[Stored records]
——

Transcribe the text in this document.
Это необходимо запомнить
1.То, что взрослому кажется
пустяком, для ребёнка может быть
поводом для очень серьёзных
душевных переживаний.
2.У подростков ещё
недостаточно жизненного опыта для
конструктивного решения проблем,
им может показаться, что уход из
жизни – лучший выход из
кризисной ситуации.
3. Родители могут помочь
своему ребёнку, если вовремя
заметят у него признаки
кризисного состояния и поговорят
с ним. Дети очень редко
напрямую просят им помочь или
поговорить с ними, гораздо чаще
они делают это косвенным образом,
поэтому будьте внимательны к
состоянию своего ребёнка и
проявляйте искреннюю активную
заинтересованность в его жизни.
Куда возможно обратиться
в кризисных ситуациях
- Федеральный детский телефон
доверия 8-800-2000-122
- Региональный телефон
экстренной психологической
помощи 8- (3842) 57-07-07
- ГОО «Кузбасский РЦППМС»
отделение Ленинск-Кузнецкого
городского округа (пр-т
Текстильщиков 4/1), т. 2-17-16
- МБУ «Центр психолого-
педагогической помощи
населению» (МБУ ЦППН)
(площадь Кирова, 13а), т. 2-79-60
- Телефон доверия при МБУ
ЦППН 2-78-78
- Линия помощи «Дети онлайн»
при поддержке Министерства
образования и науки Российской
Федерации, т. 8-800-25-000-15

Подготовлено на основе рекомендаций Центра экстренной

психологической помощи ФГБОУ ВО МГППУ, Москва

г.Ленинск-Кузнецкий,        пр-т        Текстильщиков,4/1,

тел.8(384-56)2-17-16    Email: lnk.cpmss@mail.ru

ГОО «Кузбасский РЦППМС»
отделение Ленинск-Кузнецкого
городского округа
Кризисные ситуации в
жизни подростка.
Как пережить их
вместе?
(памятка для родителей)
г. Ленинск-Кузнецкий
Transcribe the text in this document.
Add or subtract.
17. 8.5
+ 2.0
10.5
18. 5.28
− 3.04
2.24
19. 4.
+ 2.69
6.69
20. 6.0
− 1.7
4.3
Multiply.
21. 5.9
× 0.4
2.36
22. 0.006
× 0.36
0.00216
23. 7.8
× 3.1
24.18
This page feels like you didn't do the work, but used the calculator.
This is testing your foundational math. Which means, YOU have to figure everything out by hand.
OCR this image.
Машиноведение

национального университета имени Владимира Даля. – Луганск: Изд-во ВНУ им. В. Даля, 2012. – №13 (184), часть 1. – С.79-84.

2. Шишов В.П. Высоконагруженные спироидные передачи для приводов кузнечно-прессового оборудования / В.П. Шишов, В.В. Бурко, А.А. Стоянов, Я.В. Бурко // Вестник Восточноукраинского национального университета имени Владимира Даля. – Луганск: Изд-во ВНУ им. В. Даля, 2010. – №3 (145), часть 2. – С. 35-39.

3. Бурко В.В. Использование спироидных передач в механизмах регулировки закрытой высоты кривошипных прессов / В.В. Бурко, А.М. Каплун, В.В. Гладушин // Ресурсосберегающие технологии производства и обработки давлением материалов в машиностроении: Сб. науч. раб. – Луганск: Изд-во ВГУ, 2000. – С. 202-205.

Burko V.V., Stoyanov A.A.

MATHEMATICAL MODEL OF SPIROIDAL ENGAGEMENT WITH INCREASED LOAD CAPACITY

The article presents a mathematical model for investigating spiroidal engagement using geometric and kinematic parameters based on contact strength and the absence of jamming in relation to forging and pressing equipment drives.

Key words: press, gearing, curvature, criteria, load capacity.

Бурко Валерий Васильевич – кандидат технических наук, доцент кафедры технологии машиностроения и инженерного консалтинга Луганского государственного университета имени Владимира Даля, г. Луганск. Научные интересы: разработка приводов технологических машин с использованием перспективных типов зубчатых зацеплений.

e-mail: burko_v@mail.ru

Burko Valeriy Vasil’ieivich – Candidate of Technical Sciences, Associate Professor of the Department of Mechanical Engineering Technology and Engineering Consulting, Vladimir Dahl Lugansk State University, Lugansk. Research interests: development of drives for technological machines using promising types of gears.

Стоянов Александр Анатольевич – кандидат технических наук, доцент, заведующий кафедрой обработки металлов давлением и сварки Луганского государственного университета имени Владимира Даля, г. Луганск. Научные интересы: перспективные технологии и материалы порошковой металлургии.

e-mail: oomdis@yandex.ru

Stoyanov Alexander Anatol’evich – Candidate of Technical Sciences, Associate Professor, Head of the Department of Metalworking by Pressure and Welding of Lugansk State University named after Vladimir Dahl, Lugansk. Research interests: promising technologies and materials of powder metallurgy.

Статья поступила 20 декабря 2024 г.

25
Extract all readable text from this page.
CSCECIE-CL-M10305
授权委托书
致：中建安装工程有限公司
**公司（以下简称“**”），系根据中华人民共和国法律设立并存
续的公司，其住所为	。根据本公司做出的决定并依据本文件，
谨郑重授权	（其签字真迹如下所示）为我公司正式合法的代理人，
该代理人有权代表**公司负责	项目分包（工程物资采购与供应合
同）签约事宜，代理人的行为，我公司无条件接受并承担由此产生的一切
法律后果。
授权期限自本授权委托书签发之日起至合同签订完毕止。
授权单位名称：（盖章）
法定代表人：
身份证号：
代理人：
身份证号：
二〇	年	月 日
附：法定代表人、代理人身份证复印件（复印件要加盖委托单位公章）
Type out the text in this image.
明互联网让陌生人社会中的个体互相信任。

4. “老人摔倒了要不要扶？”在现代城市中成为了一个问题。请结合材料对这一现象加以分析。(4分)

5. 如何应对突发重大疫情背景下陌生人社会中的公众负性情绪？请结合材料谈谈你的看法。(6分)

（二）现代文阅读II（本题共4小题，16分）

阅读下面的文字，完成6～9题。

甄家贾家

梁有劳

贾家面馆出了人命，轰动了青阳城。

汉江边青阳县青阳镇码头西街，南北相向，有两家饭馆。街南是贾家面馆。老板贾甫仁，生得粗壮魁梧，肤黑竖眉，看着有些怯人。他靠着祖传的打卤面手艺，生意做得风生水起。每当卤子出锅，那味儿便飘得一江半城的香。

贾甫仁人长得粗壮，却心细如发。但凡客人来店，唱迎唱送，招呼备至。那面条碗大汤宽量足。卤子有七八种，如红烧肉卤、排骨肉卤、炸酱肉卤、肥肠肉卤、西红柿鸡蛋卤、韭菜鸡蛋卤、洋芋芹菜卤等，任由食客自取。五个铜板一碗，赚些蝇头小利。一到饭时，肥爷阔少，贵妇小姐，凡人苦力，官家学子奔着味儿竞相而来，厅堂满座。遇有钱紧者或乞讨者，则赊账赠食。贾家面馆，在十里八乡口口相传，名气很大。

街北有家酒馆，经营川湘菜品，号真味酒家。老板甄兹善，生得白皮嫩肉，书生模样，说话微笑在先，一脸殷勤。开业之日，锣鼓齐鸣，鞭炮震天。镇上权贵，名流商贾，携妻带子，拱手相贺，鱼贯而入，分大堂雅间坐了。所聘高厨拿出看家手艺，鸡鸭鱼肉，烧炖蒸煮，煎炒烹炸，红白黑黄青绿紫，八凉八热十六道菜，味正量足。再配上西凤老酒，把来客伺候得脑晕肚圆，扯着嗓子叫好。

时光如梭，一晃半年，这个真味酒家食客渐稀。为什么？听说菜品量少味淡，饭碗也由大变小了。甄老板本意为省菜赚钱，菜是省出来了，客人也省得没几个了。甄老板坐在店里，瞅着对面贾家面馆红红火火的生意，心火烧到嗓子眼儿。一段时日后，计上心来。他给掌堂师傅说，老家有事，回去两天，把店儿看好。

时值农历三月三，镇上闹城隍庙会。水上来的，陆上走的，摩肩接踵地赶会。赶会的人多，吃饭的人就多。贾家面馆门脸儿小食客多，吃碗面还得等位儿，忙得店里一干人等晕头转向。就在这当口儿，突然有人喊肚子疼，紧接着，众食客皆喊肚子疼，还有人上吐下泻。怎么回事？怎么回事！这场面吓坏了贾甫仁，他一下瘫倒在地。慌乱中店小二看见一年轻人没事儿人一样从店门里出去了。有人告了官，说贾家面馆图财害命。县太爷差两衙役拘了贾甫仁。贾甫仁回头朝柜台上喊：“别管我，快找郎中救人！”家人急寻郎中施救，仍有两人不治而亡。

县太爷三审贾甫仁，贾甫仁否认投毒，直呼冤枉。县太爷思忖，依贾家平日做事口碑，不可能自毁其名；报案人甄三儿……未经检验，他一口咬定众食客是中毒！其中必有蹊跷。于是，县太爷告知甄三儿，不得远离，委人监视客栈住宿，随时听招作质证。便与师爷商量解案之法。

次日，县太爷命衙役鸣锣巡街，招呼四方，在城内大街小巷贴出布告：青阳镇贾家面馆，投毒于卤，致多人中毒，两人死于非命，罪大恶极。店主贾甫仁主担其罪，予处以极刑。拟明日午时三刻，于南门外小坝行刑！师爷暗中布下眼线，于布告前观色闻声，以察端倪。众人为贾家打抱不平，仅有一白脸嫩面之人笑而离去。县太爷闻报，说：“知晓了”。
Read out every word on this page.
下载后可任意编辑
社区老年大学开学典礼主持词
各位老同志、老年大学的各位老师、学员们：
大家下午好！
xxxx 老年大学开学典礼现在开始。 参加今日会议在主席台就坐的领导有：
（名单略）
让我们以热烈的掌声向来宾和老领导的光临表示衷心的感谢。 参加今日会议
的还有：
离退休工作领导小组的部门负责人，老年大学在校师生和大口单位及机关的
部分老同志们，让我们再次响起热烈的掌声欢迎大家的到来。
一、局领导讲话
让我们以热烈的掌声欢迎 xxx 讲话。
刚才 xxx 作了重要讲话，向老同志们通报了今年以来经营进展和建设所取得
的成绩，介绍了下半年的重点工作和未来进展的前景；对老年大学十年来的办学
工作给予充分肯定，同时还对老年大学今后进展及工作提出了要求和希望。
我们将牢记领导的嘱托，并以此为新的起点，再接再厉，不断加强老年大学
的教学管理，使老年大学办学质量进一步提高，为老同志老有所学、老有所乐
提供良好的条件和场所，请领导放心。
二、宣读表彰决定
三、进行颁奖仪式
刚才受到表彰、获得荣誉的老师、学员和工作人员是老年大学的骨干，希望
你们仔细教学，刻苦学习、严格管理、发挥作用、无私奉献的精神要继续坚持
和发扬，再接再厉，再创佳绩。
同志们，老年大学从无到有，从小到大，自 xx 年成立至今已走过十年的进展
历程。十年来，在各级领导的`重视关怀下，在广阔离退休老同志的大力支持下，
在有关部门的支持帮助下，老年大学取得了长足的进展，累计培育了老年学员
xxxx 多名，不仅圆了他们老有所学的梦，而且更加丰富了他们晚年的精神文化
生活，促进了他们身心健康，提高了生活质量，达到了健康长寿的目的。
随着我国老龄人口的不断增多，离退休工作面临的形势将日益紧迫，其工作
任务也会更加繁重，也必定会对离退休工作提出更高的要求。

——

TASK REQUIREMENTS: In the entries above, count each line that holds "Lugansk". Give the total and nothing else.

PROBLEM SOLUTION: 2